# Do this:
Pictures stay out; everything else in the records below is copied exactly.
◆ ◆ ◆ ◆ ◆ ◆ ◆
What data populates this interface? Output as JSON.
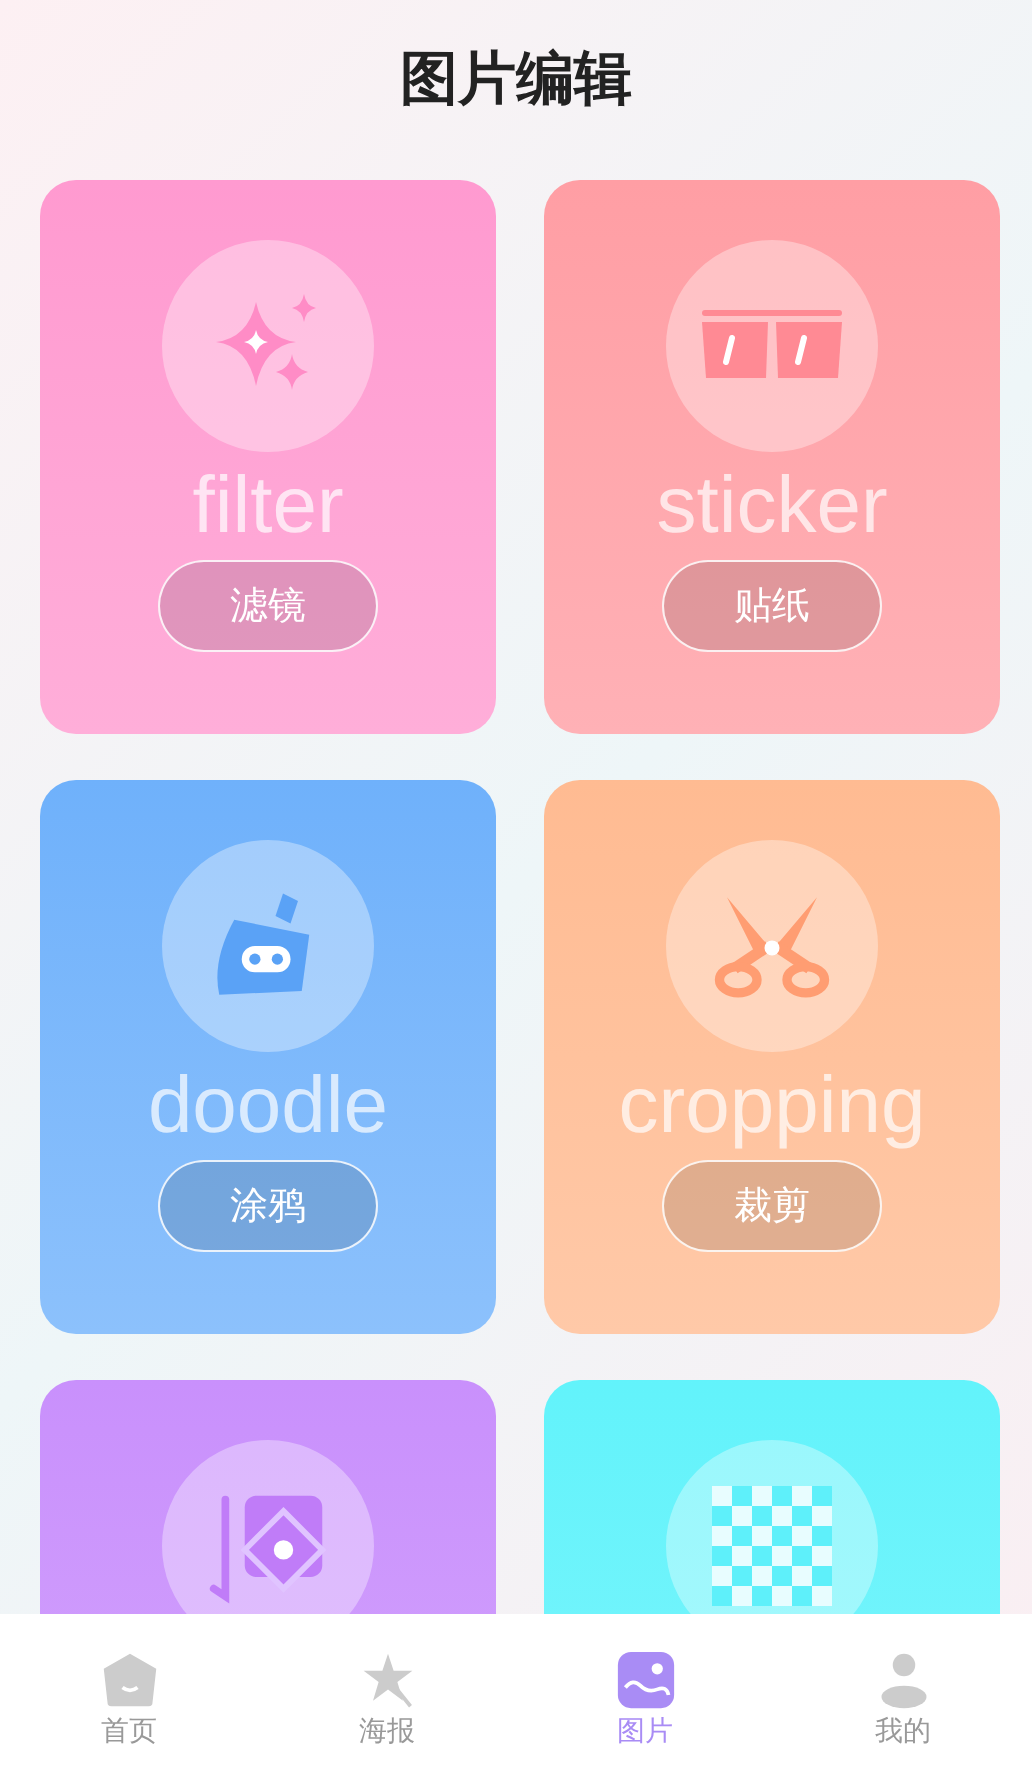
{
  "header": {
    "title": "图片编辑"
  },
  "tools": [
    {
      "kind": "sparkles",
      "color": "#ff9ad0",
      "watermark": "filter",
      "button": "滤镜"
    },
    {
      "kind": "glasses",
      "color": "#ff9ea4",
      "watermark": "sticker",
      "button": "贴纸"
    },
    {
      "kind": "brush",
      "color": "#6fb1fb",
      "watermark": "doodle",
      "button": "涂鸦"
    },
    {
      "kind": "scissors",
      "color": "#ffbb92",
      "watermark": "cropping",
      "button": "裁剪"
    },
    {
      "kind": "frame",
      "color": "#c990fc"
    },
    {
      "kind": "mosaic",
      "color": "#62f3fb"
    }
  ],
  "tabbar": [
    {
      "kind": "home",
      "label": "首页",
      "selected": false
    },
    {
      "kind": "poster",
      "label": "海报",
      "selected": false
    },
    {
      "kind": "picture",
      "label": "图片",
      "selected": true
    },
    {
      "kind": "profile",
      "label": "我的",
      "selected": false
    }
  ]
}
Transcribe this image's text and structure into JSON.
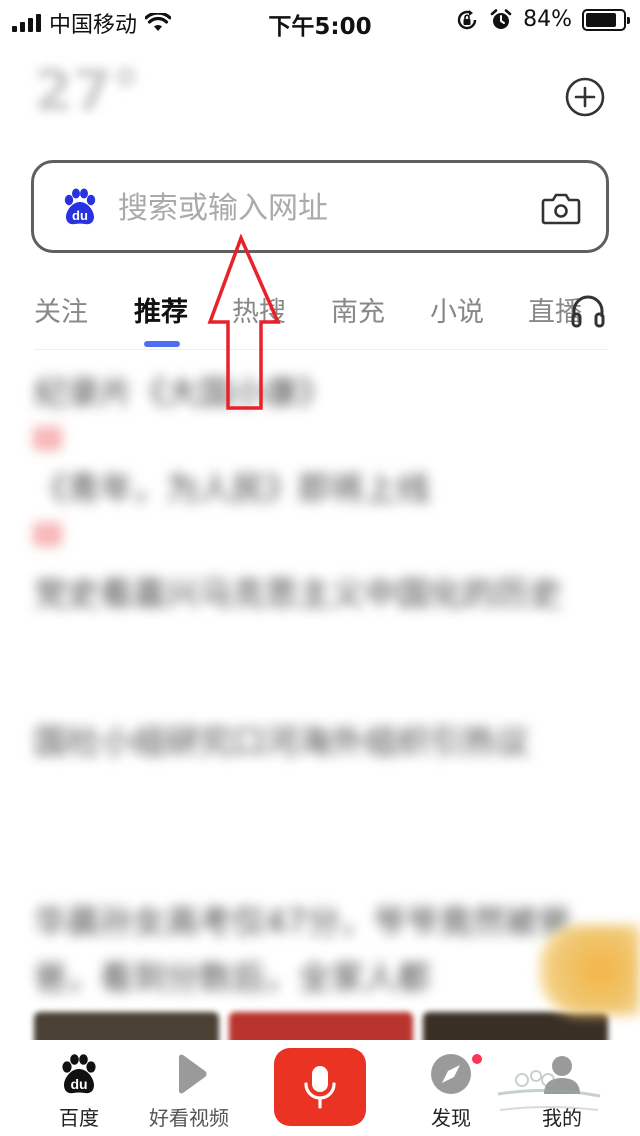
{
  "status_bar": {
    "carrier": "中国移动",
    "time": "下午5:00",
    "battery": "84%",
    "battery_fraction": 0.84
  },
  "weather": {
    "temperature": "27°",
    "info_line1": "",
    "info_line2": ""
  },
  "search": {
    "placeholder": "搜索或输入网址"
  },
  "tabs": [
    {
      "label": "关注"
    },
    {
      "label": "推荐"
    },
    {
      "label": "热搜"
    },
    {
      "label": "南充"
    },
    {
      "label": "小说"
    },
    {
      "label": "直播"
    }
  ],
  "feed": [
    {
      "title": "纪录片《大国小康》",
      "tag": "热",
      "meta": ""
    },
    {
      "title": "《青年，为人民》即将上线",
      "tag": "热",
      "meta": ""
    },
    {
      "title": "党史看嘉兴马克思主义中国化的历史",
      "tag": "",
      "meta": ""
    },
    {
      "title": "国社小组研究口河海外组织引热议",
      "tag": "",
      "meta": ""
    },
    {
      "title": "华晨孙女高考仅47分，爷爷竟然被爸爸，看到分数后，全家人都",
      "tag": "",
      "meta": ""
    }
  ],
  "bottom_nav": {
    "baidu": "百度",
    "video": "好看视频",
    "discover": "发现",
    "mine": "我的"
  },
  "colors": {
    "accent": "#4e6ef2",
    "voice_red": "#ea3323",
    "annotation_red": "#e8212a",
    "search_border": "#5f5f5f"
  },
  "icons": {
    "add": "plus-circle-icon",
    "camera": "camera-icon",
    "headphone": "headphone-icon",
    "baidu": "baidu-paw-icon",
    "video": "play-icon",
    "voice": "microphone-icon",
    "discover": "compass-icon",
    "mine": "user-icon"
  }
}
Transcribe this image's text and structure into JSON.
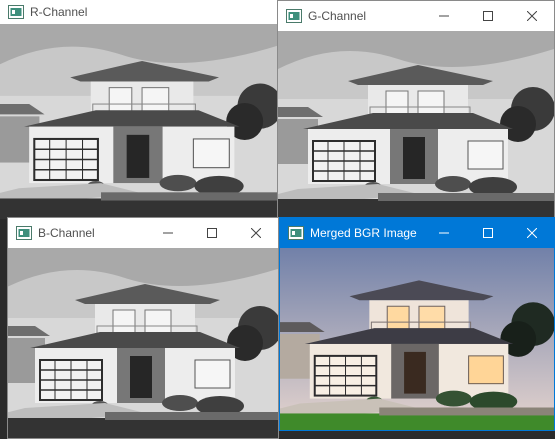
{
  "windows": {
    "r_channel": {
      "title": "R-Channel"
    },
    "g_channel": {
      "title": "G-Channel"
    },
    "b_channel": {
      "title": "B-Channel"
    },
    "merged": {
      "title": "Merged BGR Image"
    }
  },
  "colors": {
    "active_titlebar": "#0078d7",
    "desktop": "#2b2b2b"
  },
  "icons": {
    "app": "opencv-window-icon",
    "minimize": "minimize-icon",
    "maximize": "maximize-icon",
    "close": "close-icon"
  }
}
◆ ◆ ◆ ◆ ◆ ◆ ◆
# Solution to the exercise:
What data populates this interface? Output as JSON.
{
  "header": {
    "title": "图片编辑"
  },
  "tools": [
    {
      "kind": "sparkles",
      "color": "#ff9ad0",
      "watermark": "filter",
      "button": "滤镜"
    },
    {
      "kind": "glasses",
      "color": "#ff9ea4",
      "watermark": "sticker",
      "button": "贴纸"
    },
    {
      "kind": "brush",
      "color": "#6fb1fb",
      "watermark": "doodle",
      "button": "涂鸦"
    },
    {
      "kind": "scissors",
      "color": "#ffbb92",
      "watermark": "cropping",
      "button": "裁剪"
    },
    {
      "kind": "frame",
      "color": "#c990fc"
    },
    {
      "kind": "mosaic",
      "color": "#62f3fb"
    }
  ],
  "tabbar": [
    {
      "kind": "home",
      "label": "首页",
      "selected": false
    },
    {
      "kind": "poster",
      "label": "海报",
      "selected": false
    },
    {
      "kind": "picture",
      "label": "图片",
      "selected": true
    },
    {
      "kind": "profile",
      "label": "我的",
      "selected": false
    }
  ]
}
Transcribe this image's text and structure into JSON.
{
  "status_bar": {
    "carrier": "中国移动",
    "time": "下午5:00",
    "battery": "84%",
    "battery_fraction": 0.84
  },
  "weather": {
    "temperature": "27°",
    "info_line1": "",
    "info_line2": ""
  },
  "search": {
    "placeholder": "搜索或输入网址"
  },
  "tabs": [
    {
      "label": "关注"
    },
    {
      "label": "推荐"
    },
    {
      "label": "热搜"
    },
    {
      "label": "南充"
    },
    {
      "label": "小说"
    },
    {
      "label": "直播"
    }
  ],
  "feed": [
    {
      "title": "纪录片《大国小康》",
      "tag": "热",
      "meta": ""
    },
    {
      "title": "《青年，为人民》即将上线",
      "tag": "热",
      "meta": ""
    },
    {
      "title": "党史看嘉兴马克思主义中国化的历史",
      "tag": "",
      "meta": ""
    },
    {
      "title": "国社小组研究口河海外组织引热议",
      "tag": "",
      "meta": ""
    },
    {
      "title": "华晨孙女高考仅47分，爷爷竟然被爸爸，看到分数后，全家人都",
      "tag": "",
      "meta": ""
    }
  ],
  "bottom_nav": {
    "baidu": "百度",
    "video": "好看视频",
    "discover": "发现",
    "mine": "我的"
  },
  "colors": {
    "accent": "#4e6ef2",
    "voice_red": "#ea3323",
    "annotation_red": "#e8212a",
    "search_border": "#5f5f5f"
  },
  "icons": {
    "add": "plus-circle-icon",
    "camera": "camera-icon",
    "headphone": "headphone-icon",
    "baidu": "baidu-paw-icon",
    "video": "play-icon",
    "voice": "microphone-icon",
    "discover": "compass-icon",
    "mine": "user-icon"
  }
}
Transcribe this image's text and structure into JSON.
{
  "windows": {
    "r_channel": {
      "title": "R-Channel"
    },
    "g_channel": {
      "title": "G-Channel"
    },
    "b_channel": {
      "title": "B-Channel"
    },
    "merged": {
      "title": "Merged BGR Image"
    }
  },
  "colors": {
    "active_titlebar": "#0078d7",
    "desktop": "#2b2b2b"
  },
  "icons": {
    "app": "opencv-window-icon",
    "minimize": "minimize-icon",
    "maximize": "maximize-icon",
    "close": "close-icon"
  }
}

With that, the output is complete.